— BEGIN —

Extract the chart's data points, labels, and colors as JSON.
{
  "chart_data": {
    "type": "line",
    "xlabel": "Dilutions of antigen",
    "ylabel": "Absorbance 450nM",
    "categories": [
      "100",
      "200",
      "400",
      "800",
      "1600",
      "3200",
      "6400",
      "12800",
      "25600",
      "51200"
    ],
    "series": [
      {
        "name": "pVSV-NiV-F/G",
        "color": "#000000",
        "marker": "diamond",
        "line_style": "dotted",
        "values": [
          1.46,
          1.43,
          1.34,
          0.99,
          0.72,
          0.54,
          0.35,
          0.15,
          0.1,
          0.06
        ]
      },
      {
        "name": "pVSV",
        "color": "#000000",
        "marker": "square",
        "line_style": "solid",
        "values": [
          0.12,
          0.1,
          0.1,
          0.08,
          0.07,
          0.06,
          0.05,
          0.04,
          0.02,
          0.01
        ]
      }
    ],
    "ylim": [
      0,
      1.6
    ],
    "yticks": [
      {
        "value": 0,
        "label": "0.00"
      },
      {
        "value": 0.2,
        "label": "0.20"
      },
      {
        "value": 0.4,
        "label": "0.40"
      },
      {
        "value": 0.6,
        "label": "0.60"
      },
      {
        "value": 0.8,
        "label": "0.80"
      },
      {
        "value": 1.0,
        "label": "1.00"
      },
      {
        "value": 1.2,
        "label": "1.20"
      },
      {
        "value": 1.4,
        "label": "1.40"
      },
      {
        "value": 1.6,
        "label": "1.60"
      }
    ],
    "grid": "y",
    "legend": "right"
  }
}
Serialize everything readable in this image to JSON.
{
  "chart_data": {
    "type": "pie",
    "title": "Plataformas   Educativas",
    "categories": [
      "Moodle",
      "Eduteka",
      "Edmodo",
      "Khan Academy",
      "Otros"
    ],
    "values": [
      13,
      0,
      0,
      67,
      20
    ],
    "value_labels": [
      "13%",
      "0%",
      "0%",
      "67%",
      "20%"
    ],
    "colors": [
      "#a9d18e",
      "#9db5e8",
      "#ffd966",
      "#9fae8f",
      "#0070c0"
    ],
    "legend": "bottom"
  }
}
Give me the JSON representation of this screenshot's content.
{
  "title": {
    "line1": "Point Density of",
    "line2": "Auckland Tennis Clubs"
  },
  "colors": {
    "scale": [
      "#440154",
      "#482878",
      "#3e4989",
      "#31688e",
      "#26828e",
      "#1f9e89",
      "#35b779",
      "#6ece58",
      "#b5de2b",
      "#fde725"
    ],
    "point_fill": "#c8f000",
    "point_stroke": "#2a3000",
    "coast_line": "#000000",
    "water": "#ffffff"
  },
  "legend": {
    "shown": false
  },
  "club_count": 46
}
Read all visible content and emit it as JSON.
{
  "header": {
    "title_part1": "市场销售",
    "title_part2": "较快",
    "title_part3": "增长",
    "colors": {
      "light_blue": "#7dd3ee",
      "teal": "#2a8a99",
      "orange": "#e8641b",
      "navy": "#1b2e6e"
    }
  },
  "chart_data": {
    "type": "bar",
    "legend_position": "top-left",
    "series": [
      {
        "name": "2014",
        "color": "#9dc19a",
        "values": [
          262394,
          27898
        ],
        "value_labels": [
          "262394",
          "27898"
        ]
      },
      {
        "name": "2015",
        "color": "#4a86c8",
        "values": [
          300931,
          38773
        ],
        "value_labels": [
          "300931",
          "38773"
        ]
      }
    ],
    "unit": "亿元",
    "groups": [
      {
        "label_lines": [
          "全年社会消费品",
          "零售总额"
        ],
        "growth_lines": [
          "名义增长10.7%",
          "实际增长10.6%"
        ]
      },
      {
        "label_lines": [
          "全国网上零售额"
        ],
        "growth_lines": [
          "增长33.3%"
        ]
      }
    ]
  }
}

— END —

Return every line holding the word "JSON" from the records.

Extract the chart's data points, labels, and colors as JSON.
Serialize everything readable in this image to JSON.
Give me the JSON representation of this screenshot's content.
Read all visible content and emit it as JSON.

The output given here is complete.